§ Given problem:
Return each line holding the string "this".

Figure contents as structured data:

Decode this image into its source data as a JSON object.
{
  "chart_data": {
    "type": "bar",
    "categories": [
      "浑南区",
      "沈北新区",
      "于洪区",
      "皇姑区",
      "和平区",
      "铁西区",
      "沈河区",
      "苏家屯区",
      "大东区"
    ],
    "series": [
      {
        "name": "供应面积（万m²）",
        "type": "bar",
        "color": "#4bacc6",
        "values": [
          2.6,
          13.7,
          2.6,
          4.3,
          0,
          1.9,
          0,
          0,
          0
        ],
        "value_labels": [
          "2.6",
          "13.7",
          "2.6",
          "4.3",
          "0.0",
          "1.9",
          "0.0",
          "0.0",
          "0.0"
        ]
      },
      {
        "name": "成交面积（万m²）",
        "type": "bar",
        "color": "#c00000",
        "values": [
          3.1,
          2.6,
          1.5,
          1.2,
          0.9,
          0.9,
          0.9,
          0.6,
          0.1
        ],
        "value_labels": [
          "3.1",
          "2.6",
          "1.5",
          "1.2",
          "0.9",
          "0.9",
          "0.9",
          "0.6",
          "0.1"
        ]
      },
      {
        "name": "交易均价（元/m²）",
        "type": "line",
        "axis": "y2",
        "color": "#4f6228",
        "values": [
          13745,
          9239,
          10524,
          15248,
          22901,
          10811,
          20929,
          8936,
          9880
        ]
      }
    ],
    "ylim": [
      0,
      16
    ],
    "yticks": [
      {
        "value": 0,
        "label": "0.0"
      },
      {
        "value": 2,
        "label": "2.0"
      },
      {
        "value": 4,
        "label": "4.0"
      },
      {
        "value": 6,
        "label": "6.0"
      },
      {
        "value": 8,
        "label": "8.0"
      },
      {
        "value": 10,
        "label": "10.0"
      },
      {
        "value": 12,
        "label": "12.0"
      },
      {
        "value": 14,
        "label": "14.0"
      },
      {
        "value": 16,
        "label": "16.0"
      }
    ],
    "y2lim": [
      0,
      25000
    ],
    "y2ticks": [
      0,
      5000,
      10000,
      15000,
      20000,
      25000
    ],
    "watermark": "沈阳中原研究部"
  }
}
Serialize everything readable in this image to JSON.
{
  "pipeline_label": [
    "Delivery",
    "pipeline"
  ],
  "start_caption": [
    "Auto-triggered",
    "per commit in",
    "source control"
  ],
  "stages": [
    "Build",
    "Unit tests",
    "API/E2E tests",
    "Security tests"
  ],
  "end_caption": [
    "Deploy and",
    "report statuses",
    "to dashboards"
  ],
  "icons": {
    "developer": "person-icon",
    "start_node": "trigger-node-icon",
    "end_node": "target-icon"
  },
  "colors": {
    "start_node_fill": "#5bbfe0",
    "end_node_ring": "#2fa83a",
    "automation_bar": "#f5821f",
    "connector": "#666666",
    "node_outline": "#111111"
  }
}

§ Finished exercise:
Decode this image into its source data as a JSON object.
Serialize everything readable in this image to JSON.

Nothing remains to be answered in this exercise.